*EXERCISE MATERIAL*
· · · · · · ·

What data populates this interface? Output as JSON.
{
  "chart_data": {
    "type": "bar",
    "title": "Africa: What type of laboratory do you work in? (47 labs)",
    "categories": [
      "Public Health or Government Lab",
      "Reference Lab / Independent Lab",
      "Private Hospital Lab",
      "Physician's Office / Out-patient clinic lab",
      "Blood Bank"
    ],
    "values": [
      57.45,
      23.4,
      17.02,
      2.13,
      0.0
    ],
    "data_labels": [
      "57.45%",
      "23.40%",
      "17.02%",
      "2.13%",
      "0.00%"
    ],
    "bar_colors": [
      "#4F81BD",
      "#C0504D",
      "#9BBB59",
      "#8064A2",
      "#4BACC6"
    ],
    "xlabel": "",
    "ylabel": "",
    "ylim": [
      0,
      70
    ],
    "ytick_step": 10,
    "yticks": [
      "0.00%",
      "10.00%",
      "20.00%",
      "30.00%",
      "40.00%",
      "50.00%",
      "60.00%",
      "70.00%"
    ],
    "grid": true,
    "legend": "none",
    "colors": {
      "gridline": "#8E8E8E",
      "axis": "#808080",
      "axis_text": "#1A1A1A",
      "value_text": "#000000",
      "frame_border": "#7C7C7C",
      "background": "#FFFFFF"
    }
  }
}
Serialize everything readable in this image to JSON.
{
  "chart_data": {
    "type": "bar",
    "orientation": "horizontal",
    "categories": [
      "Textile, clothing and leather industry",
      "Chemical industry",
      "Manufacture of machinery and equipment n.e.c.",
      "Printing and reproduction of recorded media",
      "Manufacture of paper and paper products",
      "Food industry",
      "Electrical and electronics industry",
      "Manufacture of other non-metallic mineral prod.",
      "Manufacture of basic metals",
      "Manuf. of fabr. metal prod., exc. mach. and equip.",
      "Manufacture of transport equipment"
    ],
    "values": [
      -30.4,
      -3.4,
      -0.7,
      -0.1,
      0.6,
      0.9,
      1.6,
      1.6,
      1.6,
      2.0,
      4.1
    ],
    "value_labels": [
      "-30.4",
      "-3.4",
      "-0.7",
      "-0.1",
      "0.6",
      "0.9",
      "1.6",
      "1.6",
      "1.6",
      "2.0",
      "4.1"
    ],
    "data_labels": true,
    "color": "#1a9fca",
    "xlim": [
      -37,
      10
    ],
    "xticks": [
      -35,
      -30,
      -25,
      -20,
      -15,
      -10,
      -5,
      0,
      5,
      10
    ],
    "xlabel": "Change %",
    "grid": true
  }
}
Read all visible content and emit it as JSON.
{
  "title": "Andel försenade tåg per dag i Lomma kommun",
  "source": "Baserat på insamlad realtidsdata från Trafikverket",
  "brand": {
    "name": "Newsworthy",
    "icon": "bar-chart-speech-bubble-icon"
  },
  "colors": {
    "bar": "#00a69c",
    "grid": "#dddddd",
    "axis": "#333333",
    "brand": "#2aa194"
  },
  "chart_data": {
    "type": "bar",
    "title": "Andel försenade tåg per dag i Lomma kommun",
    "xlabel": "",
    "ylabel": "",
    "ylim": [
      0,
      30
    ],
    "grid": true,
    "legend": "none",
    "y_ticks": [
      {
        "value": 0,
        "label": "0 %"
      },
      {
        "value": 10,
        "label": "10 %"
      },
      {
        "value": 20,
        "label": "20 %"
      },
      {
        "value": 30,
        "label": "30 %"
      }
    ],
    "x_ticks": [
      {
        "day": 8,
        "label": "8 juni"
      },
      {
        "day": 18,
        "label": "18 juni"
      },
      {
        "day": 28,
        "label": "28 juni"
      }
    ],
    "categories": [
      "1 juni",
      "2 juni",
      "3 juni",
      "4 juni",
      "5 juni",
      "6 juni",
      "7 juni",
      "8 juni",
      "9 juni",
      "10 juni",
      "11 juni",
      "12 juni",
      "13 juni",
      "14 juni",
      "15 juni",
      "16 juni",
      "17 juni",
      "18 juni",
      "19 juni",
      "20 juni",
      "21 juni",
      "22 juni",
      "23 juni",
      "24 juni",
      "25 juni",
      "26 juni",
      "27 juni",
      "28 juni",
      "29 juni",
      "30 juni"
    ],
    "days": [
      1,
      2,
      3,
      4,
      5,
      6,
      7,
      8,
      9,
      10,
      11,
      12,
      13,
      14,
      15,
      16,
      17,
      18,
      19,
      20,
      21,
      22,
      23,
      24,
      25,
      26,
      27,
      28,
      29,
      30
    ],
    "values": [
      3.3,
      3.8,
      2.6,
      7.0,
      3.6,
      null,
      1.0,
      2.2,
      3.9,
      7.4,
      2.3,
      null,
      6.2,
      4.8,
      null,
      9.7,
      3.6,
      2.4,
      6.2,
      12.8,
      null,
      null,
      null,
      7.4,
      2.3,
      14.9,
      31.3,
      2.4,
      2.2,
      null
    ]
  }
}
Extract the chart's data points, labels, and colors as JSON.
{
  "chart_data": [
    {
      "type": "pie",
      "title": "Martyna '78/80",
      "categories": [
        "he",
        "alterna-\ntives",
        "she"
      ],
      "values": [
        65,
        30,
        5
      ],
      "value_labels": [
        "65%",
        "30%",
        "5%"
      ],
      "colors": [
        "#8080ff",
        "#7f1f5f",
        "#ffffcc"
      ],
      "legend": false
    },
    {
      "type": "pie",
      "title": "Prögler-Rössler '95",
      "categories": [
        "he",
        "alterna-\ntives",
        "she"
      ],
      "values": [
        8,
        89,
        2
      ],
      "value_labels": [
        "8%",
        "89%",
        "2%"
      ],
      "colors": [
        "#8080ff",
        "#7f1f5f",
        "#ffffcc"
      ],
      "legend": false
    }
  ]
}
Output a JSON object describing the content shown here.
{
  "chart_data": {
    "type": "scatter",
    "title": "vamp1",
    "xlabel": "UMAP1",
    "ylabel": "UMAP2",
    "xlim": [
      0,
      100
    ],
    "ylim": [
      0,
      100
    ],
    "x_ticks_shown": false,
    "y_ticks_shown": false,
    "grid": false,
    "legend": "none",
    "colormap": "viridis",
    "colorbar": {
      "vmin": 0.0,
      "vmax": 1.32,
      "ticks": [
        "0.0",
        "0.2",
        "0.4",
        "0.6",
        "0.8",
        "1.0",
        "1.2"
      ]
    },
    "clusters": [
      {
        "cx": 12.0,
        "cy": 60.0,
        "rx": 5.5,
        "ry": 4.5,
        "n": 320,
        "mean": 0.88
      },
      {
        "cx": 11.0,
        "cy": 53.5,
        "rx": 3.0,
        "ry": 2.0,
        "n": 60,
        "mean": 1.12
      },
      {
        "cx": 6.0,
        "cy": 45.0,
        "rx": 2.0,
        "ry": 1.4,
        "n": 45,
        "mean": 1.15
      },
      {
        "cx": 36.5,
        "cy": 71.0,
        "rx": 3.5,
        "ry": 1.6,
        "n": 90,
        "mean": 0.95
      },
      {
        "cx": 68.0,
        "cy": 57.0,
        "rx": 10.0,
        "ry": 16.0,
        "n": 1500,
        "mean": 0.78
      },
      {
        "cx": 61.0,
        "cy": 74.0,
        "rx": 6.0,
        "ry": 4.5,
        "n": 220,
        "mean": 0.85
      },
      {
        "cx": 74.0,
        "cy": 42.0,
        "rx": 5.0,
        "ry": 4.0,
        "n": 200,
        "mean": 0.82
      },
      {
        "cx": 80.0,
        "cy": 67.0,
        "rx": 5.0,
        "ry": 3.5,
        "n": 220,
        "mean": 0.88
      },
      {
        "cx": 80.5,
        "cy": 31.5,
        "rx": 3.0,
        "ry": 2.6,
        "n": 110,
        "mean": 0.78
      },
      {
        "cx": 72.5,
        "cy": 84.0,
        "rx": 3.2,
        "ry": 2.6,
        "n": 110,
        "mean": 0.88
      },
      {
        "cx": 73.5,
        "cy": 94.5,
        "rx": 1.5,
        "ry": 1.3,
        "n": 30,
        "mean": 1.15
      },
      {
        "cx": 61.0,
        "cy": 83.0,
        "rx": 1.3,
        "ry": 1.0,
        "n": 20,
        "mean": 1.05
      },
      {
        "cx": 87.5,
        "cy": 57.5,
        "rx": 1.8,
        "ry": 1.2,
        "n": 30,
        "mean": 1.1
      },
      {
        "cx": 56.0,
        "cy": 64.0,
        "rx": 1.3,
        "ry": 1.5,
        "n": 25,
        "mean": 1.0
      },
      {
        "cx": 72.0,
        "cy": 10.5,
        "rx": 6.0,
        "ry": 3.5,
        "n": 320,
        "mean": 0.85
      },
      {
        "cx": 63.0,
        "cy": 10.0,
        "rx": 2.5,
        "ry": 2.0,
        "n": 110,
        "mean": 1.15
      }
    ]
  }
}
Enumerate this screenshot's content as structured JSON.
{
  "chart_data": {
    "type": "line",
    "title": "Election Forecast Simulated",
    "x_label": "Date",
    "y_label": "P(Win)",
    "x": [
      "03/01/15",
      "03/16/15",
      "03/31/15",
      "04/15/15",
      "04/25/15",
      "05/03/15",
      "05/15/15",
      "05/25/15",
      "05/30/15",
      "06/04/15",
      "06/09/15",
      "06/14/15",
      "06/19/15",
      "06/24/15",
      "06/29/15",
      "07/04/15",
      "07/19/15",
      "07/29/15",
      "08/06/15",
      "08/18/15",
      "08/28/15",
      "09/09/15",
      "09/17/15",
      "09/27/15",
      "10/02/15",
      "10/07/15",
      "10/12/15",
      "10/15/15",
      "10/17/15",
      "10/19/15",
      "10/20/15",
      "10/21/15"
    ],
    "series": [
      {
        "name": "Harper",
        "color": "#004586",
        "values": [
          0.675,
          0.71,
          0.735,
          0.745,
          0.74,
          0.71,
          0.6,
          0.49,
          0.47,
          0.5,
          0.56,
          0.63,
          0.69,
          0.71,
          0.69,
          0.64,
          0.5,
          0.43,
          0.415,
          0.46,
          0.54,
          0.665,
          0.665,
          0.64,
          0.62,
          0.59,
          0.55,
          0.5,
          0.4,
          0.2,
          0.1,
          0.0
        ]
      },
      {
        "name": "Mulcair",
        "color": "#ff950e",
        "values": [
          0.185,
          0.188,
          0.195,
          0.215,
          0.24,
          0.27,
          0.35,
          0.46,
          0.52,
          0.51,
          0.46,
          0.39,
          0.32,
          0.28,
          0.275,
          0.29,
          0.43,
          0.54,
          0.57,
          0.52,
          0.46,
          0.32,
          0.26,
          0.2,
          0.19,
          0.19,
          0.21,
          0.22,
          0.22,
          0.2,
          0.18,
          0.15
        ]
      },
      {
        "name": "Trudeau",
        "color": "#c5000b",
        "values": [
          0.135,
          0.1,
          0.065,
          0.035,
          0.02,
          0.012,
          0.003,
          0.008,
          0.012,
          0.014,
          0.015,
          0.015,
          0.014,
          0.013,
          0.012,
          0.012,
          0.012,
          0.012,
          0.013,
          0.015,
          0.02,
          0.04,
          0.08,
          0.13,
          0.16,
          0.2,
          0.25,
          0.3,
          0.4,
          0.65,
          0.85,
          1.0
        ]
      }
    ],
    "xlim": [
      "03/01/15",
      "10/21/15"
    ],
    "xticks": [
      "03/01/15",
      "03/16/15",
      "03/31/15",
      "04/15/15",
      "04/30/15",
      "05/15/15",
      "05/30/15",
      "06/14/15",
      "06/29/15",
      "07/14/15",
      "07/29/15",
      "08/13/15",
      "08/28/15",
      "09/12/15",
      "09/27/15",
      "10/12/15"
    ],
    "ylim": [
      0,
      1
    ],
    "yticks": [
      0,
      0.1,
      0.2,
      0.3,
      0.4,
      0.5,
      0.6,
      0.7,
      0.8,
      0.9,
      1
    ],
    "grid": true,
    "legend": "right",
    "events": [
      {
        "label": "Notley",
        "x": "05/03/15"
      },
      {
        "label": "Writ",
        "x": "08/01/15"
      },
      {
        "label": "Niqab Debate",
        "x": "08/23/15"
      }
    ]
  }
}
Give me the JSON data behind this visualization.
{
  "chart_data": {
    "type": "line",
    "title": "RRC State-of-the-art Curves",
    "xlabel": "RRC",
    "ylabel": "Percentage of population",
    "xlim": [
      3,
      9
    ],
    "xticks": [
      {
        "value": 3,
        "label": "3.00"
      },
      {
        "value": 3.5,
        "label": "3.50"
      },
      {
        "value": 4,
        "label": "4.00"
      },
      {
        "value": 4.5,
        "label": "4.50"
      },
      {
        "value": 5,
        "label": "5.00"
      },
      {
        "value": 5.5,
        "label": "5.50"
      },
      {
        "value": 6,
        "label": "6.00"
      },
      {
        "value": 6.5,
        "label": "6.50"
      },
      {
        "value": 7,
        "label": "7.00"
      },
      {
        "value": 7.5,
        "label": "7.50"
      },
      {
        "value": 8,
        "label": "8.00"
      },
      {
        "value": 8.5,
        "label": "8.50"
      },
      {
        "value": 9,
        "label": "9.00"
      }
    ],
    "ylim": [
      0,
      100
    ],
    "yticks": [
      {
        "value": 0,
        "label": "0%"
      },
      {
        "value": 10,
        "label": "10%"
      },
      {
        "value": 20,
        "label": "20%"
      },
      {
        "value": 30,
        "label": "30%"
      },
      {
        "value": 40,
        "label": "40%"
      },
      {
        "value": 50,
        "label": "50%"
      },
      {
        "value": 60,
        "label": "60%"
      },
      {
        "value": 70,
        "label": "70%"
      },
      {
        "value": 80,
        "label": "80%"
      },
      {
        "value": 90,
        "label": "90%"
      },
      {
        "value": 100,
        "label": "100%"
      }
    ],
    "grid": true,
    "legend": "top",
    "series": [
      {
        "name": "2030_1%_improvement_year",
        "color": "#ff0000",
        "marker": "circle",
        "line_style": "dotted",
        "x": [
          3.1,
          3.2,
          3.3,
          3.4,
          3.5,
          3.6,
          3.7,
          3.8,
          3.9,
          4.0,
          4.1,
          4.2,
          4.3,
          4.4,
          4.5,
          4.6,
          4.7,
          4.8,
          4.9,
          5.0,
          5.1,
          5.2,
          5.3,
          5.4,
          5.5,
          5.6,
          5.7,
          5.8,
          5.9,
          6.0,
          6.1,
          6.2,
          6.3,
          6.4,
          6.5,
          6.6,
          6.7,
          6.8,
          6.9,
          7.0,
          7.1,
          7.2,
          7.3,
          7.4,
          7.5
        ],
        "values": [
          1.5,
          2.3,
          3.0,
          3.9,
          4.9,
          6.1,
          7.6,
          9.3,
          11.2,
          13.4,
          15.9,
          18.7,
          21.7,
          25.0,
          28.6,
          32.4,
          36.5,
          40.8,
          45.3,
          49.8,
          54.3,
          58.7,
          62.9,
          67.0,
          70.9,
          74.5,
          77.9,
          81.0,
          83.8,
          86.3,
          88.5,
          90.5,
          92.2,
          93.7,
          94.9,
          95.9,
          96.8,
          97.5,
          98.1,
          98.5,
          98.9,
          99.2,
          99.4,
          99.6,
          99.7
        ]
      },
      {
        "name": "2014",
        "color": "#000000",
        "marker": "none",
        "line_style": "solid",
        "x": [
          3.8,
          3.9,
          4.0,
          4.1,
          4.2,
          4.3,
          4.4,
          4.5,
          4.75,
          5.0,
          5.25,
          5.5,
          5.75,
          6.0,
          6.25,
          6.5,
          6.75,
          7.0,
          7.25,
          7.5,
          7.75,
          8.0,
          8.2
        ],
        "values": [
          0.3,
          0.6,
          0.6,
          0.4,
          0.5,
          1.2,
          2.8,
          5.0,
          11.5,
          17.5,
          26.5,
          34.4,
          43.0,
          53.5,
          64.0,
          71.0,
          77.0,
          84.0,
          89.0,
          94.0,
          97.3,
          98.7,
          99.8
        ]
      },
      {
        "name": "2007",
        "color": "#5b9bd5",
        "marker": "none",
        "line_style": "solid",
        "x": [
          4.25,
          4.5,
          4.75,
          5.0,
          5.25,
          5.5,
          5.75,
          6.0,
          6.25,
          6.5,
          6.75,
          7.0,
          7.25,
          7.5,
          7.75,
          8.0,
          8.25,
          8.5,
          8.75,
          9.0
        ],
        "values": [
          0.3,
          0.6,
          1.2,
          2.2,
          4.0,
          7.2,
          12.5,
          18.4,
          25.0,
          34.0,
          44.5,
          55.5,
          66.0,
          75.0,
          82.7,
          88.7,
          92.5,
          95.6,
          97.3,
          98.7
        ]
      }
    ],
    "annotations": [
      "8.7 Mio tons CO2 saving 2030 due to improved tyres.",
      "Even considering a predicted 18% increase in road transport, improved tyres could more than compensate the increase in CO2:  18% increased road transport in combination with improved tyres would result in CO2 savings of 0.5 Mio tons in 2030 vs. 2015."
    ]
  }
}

· · · · · · ·

*EXERCISE DESCRIPTION*
All lines above with "equipment" in them should be returned.

*OUTPUT BELOW*
      "Manufacture of machinery and equipment n.e.c.",
      "Manufacture of transport equipment"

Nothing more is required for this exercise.